▶

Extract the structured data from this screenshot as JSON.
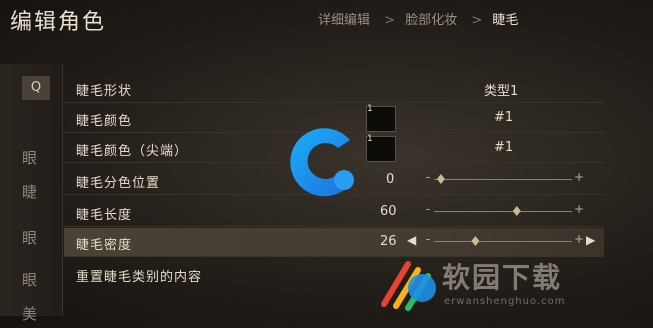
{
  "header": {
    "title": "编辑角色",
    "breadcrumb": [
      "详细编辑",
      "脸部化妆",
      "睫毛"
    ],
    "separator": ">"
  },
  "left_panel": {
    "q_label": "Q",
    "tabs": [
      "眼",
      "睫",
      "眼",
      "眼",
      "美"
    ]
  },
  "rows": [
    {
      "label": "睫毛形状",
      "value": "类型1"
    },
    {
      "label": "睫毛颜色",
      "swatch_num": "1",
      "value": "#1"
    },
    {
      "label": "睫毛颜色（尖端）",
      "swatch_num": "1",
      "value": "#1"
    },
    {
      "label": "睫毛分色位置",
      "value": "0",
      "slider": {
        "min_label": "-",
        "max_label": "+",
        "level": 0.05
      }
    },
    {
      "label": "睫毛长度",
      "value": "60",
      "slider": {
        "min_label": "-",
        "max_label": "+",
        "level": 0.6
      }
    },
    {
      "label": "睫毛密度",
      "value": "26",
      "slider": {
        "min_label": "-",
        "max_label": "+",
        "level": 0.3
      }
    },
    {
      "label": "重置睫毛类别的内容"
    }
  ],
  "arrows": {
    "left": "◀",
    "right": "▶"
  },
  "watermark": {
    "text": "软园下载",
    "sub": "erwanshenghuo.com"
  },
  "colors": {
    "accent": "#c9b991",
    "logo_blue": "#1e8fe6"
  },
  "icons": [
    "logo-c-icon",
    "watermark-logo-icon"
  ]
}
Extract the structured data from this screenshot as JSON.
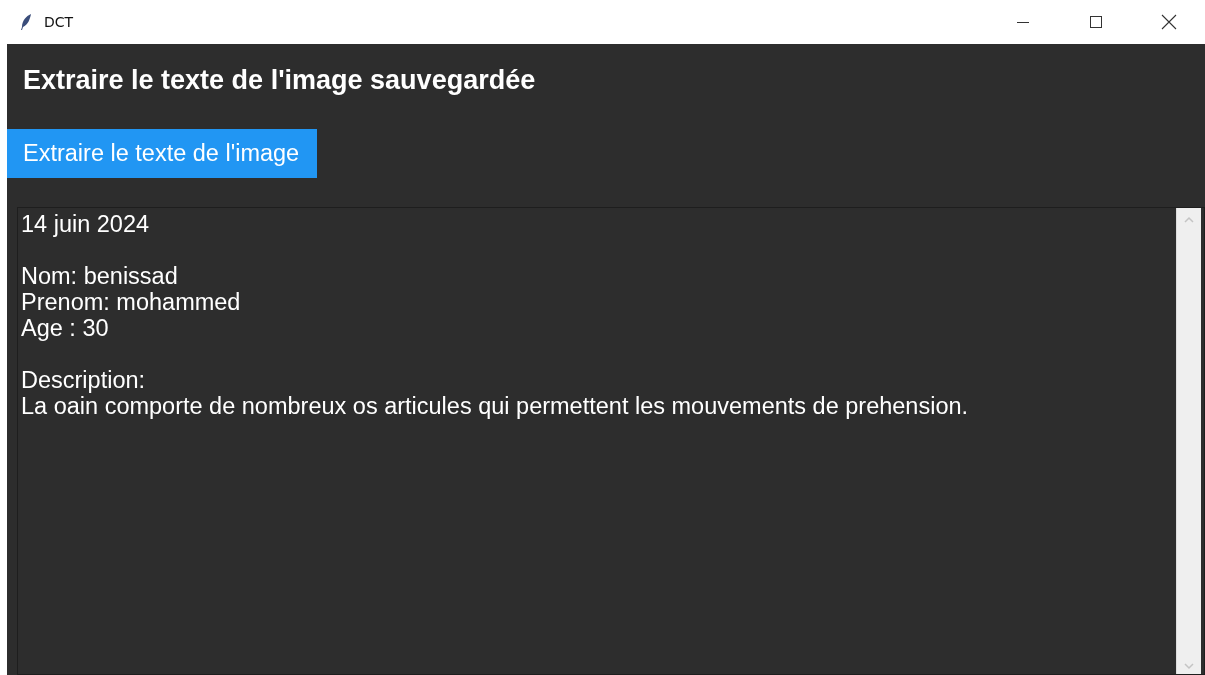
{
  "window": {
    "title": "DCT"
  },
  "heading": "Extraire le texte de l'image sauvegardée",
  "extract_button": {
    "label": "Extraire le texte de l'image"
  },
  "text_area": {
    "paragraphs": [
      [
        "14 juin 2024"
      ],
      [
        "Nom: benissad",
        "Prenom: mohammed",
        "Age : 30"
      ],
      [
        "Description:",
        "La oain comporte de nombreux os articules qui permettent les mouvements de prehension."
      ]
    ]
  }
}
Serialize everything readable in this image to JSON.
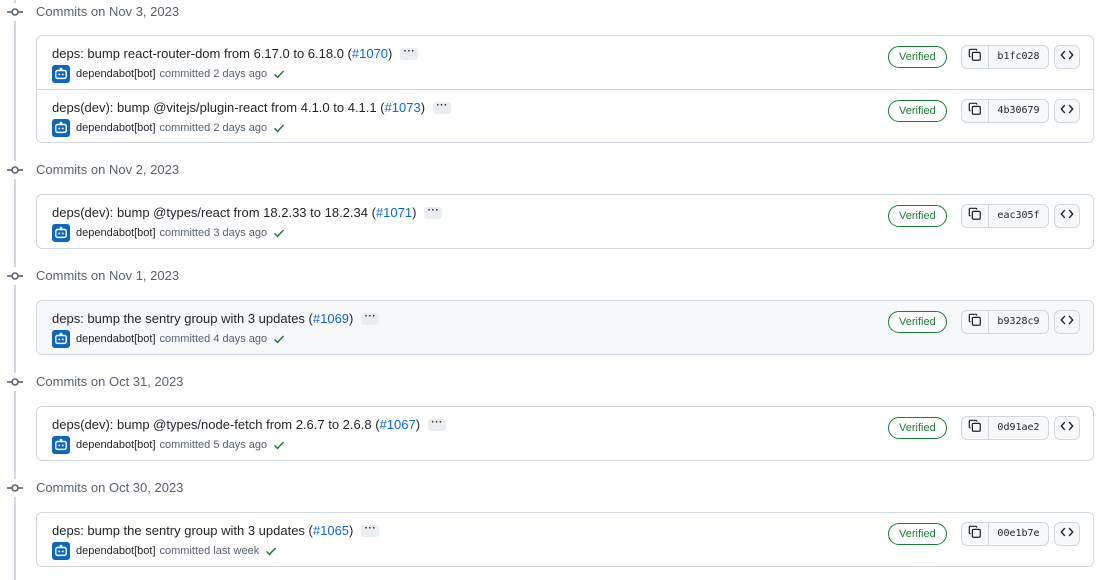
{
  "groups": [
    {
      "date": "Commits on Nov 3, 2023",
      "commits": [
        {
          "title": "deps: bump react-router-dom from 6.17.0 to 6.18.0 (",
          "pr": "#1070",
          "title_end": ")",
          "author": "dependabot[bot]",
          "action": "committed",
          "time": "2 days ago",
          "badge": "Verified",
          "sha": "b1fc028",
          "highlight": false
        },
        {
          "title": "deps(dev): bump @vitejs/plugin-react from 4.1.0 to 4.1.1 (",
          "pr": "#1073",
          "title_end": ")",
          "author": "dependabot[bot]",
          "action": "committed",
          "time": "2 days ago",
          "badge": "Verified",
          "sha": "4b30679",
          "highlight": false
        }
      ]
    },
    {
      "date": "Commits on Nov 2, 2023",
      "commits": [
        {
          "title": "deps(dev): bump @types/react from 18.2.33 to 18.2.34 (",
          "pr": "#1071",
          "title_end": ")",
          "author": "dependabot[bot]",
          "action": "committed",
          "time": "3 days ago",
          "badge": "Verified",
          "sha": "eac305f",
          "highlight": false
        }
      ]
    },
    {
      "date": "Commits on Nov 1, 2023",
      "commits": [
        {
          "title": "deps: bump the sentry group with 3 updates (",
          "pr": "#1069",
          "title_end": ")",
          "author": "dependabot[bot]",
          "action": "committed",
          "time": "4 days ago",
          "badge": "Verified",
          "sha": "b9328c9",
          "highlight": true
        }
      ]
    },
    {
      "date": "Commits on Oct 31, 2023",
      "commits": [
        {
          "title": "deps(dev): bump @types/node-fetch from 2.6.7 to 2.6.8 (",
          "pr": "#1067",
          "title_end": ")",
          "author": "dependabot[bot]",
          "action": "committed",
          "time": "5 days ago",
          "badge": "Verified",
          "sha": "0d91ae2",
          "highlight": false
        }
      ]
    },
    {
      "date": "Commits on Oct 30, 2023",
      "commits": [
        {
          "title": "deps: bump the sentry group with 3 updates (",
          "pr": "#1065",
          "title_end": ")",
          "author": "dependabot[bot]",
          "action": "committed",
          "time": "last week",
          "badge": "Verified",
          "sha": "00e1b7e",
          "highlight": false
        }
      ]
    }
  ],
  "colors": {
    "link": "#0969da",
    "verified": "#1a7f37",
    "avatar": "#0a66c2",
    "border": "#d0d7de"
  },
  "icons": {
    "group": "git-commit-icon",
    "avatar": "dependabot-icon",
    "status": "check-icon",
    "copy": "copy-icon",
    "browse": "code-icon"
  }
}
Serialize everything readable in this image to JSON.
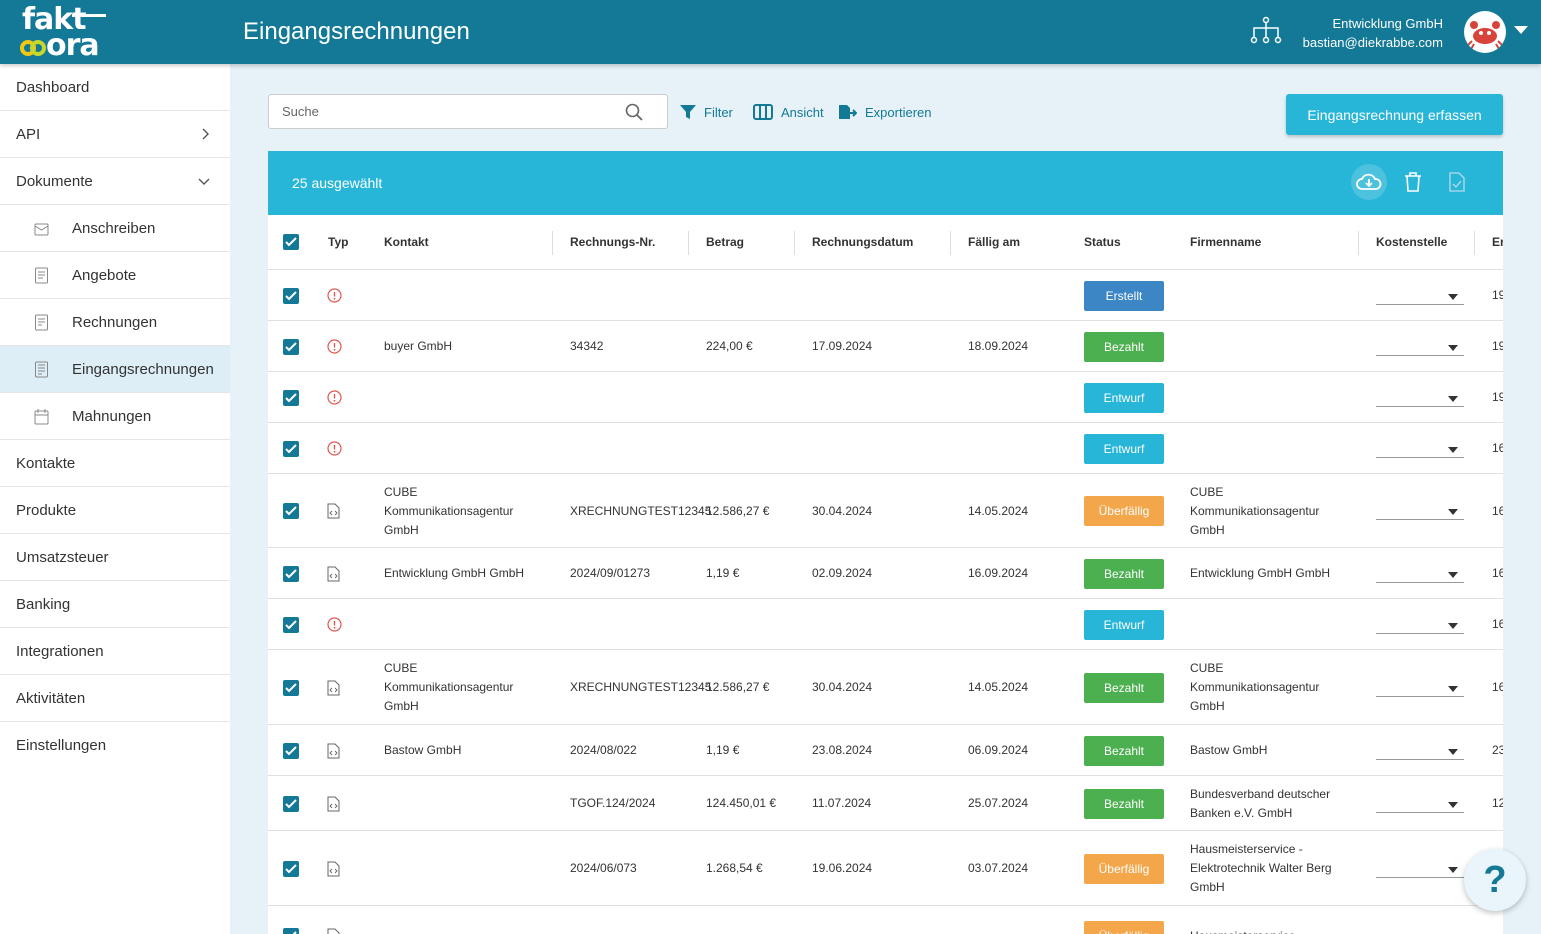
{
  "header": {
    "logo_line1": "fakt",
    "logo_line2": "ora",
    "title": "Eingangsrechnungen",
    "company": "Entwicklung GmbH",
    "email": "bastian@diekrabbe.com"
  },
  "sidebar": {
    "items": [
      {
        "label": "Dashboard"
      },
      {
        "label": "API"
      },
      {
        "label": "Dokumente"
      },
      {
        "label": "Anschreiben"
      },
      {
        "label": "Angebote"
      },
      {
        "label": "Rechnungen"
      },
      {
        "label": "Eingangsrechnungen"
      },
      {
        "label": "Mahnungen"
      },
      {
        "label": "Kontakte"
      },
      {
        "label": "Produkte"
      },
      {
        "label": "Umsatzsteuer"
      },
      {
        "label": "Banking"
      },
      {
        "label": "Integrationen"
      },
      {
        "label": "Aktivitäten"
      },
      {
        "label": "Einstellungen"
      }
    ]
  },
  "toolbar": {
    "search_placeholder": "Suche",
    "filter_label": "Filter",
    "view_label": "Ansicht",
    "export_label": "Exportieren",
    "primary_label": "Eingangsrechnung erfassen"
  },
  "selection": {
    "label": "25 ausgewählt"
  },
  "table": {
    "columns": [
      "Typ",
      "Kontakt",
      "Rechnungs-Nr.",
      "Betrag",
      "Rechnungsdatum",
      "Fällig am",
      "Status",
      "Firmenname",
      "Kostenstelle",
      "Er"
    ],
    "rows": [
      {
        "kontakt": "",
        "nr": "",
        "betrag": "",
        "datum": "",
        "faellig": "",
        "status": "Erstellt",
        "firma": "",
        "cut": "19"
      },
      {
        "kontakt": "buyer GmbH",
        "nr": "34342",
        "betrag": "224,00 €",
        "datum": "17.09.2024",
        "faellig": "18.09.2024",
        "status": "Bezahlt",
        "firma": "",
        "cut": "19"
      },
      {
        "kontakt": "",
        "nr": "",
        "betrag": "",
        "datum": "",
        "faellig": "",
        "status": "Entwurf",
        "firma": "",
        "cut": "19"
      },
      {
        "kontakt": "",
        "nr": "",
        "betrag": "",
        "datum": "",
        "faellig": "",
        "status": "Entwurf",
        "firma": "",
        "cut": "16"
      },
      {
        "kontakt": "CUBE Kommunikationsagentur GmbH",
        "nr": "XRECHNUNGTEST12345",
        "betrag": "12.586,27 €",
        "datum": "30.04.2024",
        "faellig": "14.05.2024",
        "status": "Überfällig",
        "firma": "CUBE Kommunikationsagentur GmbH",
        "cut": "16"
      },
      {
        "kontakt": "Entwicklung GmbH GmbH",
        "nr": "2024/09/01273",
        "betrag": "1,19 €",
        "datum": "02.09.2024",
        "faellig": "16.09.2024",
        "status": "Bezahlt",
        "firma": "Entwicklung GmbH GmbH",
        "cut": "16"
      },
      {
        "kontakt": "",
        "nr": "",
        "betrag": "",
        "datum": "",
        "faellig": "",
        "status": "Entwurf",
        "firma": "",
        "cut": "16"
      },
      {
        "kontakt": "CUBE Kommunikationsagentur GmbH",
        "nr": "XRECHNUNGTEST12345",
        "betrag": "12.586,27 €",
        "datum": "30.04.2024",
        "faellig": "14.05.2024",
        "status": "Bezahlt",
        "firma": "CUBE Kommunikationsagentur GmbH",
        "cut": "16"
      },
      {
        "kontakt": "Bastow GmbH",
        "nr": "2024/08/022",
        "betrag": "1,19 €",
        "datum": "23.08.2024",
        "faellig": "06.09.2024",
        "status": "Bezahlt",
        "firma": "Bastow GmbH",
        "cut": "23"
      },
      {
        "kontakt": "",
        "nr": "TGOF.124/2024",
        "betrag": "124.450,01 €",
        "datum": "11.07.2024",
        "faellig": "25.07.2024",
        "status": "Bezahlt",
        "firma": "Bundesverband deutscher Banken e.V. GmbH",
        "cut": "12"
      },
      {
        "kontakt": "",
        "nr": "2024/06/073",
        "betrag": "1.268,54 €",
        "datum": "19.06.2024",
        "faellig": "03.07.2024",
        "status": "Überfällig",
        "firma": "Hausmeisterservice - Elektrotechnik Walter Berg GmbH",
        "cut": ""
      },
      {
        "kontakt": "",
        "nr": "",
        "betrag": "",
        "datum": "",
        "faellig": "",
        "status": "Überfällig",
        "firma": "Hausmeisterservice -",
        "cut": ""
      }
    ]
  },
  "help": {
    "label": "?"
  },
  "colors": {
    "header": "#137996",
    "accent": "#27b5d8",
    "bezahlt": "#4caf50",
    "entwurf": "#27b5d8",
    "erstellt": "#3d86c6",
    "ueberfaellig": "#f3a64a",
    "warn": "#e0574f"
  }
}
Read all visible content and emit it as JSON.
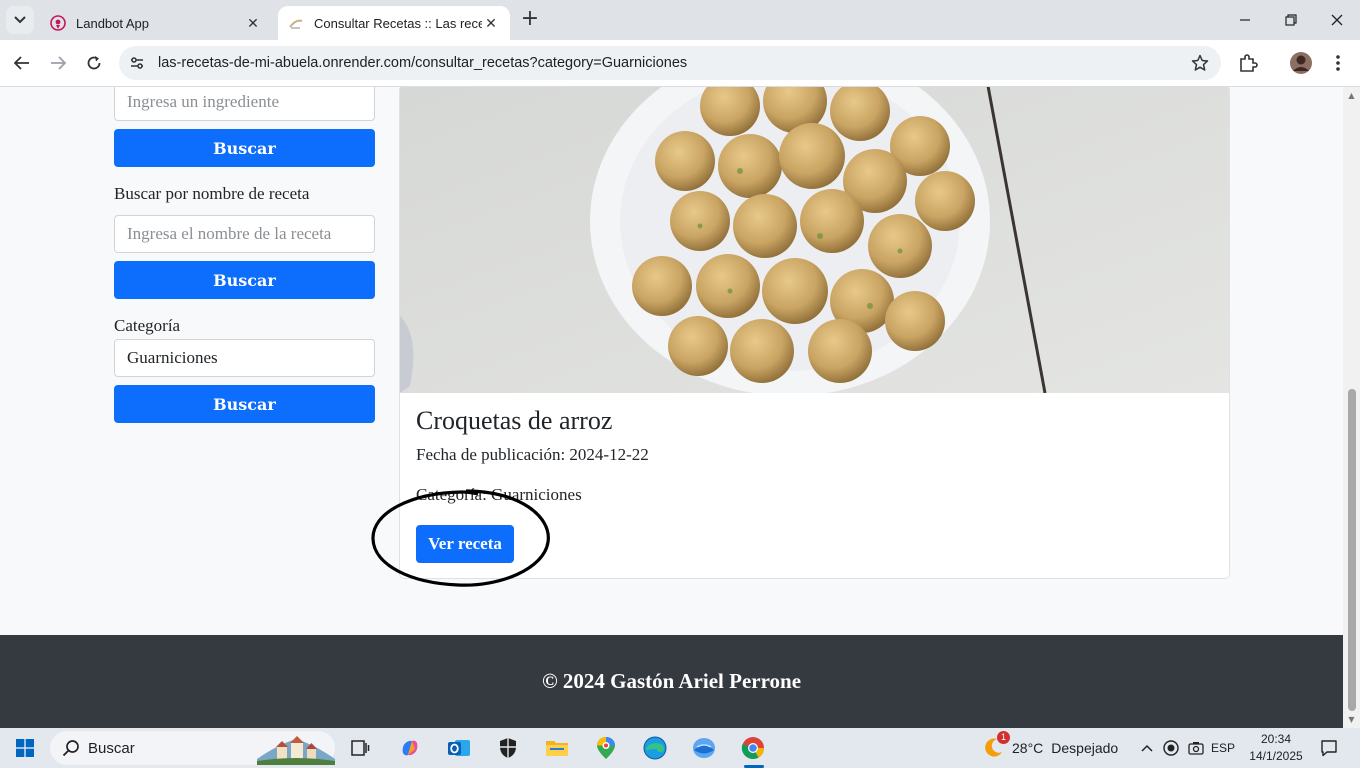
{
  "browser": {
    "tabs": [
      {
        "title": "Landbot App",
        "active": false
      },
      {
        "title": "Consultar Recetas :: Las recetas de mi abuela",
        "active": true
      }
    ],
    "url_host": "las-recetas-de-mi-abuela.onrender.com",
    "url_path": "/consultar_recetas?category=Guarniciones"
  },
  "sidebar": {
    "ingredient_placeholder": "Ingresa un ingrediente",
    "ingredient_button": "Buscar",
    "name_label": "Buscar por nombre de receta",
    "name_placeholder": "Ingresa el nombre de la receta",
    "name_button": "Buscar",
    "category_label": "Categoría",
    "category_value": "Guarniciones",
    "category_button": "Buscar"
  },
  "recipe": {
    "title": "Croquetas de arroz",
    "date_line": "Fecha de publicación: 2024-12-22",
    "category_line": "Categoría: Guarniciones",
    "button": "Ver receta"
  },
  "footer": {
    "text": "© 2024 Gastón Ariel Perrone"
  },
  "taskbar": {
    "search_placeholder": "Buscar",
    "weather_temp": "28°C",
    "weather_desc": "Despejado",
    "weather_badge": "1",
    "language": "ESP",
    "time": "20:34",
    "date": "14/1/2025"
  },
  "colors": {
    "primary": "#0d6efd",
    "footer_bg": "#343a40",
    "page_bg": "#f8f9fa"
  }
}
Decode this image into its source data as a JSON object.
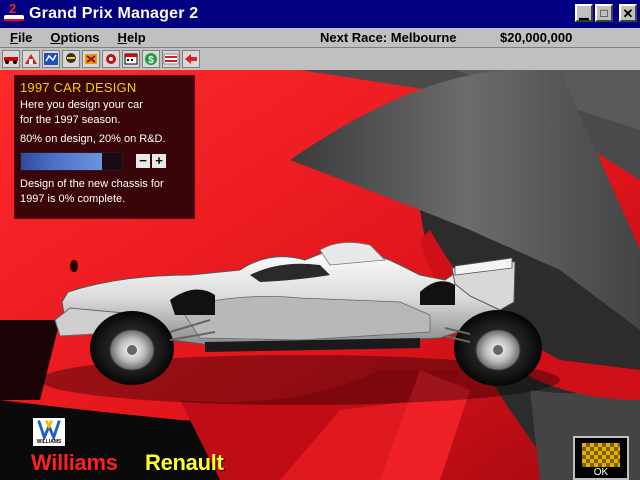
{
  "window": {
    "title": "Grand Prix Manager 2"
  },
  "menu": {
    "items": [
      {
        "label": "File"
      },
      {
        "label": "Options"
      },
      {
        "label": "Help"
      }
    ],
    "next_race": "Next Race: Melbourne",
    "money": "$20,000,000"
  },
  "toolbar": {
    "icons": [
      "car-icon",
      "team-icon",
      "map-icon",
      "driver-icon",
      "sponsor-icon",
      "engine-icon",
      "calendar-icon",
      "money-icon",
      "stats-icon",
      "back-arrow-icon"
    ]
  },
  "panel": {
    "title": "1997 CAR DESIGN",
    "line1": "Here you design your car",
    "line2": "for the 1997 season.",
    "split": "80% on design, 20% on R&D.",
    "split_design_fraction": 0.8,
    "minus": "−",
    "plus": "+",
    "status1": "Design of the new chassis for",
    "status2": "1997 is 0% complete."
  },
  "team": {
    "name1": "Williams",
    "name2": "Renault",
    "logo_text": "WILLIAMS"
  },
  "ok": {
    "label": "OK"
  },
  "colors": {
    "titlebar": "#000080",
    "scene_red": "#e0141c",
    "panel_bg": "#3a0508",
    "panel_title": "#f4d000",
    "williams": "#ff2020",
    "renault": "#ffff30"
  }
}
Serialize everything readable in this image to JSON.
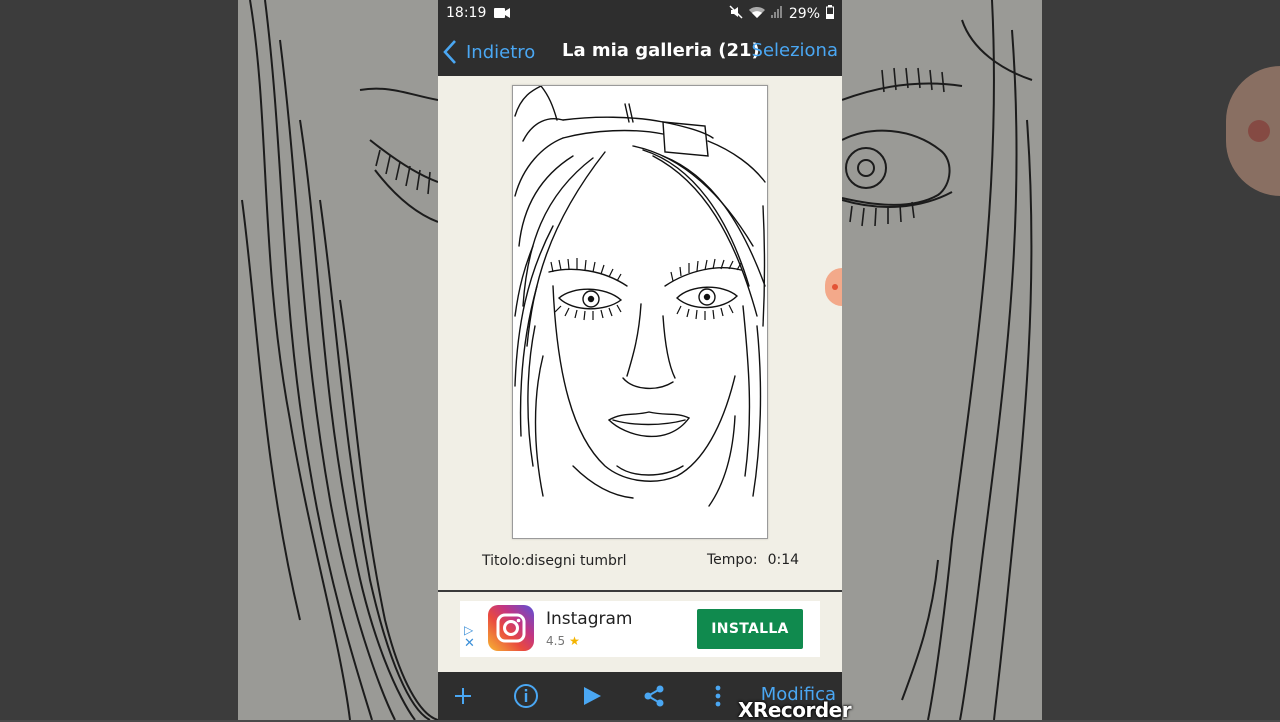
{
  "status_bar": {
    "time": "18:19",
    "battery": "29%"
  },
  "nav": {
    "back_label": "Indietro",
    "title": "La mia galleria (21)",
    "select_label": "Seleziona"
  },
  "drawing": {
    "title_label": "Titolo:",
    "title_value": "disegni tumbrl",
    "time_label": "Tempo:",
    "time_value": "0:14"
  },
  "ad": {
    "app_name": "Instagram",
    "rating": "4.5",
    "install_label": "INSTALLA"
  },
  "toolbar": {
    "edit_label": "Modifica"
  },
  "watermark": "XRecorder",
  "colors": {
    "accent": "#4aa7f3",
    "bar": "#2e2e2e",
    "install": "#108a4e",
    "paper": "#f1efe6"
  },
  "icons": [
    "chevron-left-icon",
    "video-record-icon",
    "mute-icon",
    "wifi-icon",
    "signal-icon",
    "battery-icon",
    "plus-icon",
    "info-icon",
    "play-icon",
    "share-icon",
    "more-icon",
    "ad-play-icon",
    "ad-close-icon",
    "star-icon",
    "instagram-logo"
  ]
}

◀

Across the preceding material, how many lines contain the word "watermark"? State the number alone.

3